Would you return all of this data exactly, leaving nothing out?

ROWS.

— Start —

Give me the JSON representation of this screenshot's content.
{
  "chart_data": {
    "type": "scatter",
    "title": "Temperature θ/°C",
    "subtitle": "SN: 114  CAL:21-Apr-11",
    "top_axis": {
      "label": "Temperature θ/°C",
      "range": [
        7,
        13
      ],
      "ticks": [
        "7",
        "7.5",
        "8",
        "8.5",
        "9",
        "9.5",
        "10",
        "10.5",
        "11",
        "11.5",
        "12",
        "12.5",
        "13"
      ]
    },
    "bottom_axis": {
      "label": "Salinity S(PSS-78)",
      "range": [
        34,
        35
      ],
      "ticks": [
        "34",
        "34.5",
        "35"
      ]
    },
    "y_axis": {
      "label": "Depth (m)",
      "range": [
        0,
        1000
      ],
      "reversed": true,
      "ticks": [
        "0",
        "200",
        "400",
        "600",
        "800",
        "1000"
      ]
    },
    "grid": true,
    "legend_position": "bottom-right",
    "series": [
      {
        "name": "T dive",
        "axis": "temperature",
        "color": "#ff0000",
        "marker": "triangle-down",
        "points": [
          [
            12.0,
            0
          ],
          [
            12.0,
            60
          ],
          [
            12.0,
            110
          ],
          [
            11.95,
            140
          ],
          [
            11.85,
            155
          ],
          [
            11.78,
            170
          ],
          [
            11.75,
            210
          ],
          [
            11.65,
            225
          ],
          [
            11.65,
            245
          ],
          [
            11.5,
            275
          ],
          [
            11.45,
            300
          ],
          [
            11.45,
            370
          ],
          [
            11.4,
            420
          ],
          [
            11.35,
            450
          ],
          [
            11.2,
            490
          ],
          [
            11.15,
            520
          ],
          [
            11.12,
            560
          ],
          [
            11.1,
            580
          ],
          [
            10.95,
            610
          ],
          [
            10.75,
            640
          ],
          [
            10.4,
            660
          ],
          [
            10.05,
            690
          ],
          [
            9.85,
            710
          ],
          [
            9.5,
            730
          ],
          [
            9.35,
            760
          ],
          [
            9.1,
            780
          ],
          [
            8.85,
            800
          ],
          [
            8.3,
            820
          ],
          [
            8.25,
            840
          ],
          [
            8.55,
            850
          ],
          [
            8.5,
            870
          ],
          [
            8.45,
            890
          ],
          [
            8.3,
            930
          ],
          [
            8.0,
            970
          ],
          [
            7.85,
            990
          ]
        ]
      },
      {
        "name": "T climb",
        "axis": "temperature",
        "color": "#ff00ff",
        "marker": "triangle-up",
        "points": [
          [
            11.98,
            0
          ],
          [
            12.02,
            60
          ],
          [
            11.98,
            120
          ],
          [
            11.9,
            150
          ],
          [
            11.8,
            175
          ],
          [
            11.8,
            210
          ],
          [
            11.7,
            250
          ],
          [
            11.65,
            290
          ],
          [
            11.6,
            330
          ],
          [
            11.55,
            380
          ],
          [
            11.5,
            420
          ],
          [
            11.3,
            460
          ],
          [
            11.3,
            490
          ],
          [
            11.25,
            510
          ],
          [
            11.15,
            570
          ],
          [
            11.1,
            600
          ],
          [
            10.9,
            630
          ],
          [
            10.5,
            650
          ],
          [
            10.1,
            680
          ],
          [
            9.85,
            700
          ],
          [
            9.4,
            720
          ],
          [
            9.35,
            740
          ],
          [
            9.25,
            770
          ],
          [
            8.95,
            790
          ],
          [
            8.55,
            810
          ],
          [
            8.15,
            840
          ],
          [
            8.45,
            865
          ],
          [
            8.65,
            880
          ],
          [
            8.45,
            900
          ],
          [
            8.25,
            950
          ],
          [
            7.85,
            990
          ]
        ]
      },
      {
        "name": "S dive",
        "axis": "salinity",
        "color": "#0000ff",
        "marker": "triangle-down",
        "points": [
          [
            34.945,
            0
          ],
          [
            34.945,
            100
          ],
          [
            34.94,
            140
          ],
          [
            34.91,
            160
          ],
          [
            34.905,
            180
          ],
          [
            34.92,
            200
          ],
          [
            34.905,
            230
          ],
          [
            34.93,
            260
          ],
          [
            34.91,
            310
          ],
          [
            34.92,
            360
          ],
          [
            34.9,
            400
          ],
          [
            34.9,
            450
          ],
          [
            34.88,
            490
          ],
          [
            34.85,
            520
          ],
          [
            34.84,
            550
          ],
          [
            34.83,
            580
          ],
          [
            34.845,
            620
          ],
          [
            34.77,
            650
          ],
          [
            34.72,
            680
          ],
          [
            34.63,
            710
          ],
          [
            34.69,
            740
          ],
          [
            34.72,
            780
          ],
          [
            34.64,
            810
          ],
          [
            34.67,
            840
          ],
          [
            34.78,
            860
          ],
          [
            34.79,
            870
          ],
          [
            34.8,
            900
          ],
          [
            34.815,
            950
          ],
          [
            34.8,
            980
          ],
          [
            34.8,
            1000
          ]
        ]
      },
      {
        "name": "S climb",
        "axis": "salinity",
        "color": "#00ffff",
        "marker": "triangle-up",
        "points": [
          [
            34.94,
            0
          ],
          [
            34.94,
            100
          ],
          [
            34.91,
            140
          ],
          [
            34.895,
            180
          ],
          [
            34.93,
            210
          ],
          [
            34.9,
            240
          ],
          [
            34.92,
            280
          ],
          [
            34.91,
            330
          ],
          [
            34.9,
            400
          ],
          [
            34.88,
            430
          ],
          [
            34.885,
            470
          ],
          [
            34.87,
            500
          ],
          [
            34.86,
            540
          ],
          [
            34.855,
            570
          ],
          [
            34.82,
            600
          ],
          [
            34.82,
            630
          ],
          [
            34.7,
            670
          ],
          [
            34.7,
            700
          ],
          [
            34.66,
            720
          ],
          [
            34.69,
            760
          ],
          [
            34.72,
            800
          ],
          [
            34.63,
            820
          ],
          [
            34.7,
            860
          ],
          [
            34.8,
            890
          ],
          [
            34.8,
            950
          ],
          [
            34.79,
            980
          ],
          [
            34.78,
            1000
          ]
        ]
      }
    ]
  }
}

— End —

WORKED SOLUTION.
Give me the JSON representation of this screenshot's content.
{
  "chart_data": {
    "type": "scatter",
    "title": "Temperature θ/°C",
    "subtitle": "SN: 114  CAL:21-Apr-11",
    "top_axis": {
      "label": "Temperature θ/°C",
      "range": [
        7,
        13
      ],
      "ticks": [
        "7",
        "7.5",
        "8",
        "8.5",
        "9",
        "9.5",
        "10",
        "10.5",
        "11",
        "11.5",
        "12",
        "12.5",
        "13"
      ]
    },
    "bottom_axis": {
      "label": "Salinity S(PSS-78)",
      "range": [
        34,
        35
      ],
      "ticks": [
        "34",
        "34.5",
        "35"
      ]
    },
    "y_axis": {
      "label": "Depth (m)",
      "range": [
        0,
        1000
      ],
      "reversed": true,
      "ticks": [
        "0",
        "200",
        "400",
        "600",
        "800",
        "1000"
      ]
    },
    "grid": true,
    "legend_position": "bottom-right",
    "series": [
      {
        "name": "T dive",
        "axis": "temperature",
        "color": "#ff0000",
        "marker": "triangle-down",
        "points": [
          [
            12.0,
            0
          ],
          [
            12.0,
            60
          ],
          [
            12.0,
            110
          ],
          [
            11.95,
            140
          ],
          [
            11.85,
            155
          ],
          [
            11.78,
            170
          ],
          [
            11.75,
            210
          ],
          [
            11.65,
            225
          ],
          [
            11.65,
            245
          ],
          [
            11.5,
            275
          ],
          [
            11.45,
            300
          ],
          [
            11.45,
            370
          ],
          [
            11.4,
            420
          ],
          [
            11.35,
            450
          ],
          [
            11.2,
            490
          ],
          [
            11.15,
            520
          ],
          [
            11.12,
            560
          ],
          [
            11.1,
            580
          ],
          [
            10.95,
            610
          ],
          [
            10.75,
            640
          ],
          [
            10.4,
            660
          ],
          [
            10.05,
            690
          ],
          [
            9.85,
            710
          ],
          [
            9.5,
            730
          ],
          [
            9.35,
            760
          ],
          [
            9.1,
            780
          ],
          [
            8.85,
            800
          ],
          [
            8.3,
            820
          ],
          [
            8.25,
            840
          ],
          [
            8.55,
            850
          ],
          [
            8.5,
            870
          ],
          [
            8.45,
            890
          ],
          [
            8.3,
            930
          ],
          [
            8.0,
            970
          ],
          [
            7.85,
            990
          ]
        ]
      },
      {
        "name": "T climb",
        "axis": "temperature",
        "color": "#ff00ff",
        "marker": "triangle-up",
        "points": [
          [
            11.98,
            0
          ],
          [
            12.02,
            60
          ],
          [
            11.98,
            120
          ],
          [
            11.9,
            150
          ],
          [
            11.8,
            175
          ],
          [
            11.8,
            210
          ],
          [
            11.7,
            250
          ],
          [
            11.65,
            290
          ],
          [
            11.6,
            330
          ],
          [
            11.55,
            380
          ],
          [
            11.5,
            420
          ],
          [
            11.3,
            460
          ],
          [
            11.3,
            490
          ],
          [
            11.25,
            510
          ],
          [
            11.15,
            570
          ],
          [
            11.1,
            600
          ],
          [
            10.9,
            630
          ],
          [
            10.5,
            650
          ],
          [
            10.1,
            680
          ],
          [
            9.85,
            700
          ],
          [
            9.4,
            720
          ],
          [
            9.35,
            740
          ],
          [
            9.25,
            770
          ],
          [
            8.95,
            790
          ],
          [
            8.55,
            810
          ],
          [
            8.15,
            840
          ],
          [
            8.45,
            865
          ],
          [
            8.65,
            880
          ],
          [
            8.45,
            900
          ],
          [
            8.25,
            950
          ],
          [
            7.85,
            990
          ]
        ]
      },
      {
        "name": "S dive",
        "axis": "salinity",
        "color": "#0000ff",
        "marker": "triangle-down",
        "points": [
          [
            34.945,
            0
          ],
          [
            34.945,
            100
          ],
          [
            34.94,
            140
          ],
          [
            34.91,
            160
          ],
          [
            34.905,
            180
          ],
          [
            34.92,
            200
          ],
          [
            34.905,
            230
          ],
          [
            34.93,
            260
          ],
          [
            34.91,
            310
          ],
          [
            34.92,
            360
          ],
          [
            34.9,
            400
          ],
          [
            34.9,
            450
          ],
          [
            34.88,
            490
          ],
          [
            34.85,
            520
          ],
          [
            34.84,
            550
          ],
          [
            34.83,
            580
          ],
          [
            34.845,
            620
          ],
          [
            34.77,
            650
          ],
          [
            34.72,
            680
          ],
          [
            34.63,
            710
          ],
          [
            34.69,
            740
          ],
          [
            34.72,
            780
          ],
          [
            34.64,
            810
          ],
          [
            34.67,
            840
          ],
          [
            34.78,
            860
          ],
          [
            34.79,
            870
          ],
          [
            34.8,
            900
          ],
          [
            34.815,
            950
          ],
          [
            34.8,
            980
          ],
          [
            34.8,
            1000
          ]
        ]
      },
      {
        "name": "S climb",
        "axis": "salinity",
        "color": "#00ffff",
        "marker": "triangle-up",
        "points": [
          [
            34.94,
            0
          ],
          [
            34.94,
            100
          ],
          [
            34.91,
            140
          ],
          [
            34.895,
            180
          ],
          [
            34.93,
            210
          ],
          [
            34.9,
            240
          ],
          [
            34.92,
            280
          ],
          [
            34.91,
            330
          ],
          [
            34.9,
            400
          ],
          [
            34.88,
            430
          ],
          [
            34.885,
            470
          ],
          [
            34.87,
            500
          ],
          [
            34.86,
            540
          ],
          [
            34.855,
            570
          ],
          [
            34.82,
            600
          ],
          [
            34.82,
            630
          ],
          [
            34.7,
            670
          ],
          [
            34.7,
            700
          ],
          [
            34.66,
            720
          ],
          [
            34.69,
            760
          ],
          [
            34.72,
            800
          ],
          [
            34.63,
            820
          ],
          [
            34.7,
            860
          ],
          [
            34.8,
            890
          ],
          [
            34.8,
            950
          ],
          [
            34.79,
            980
          ],
          [
            34.78,
            1000
          ]
        ]
      }
    ]
  }
}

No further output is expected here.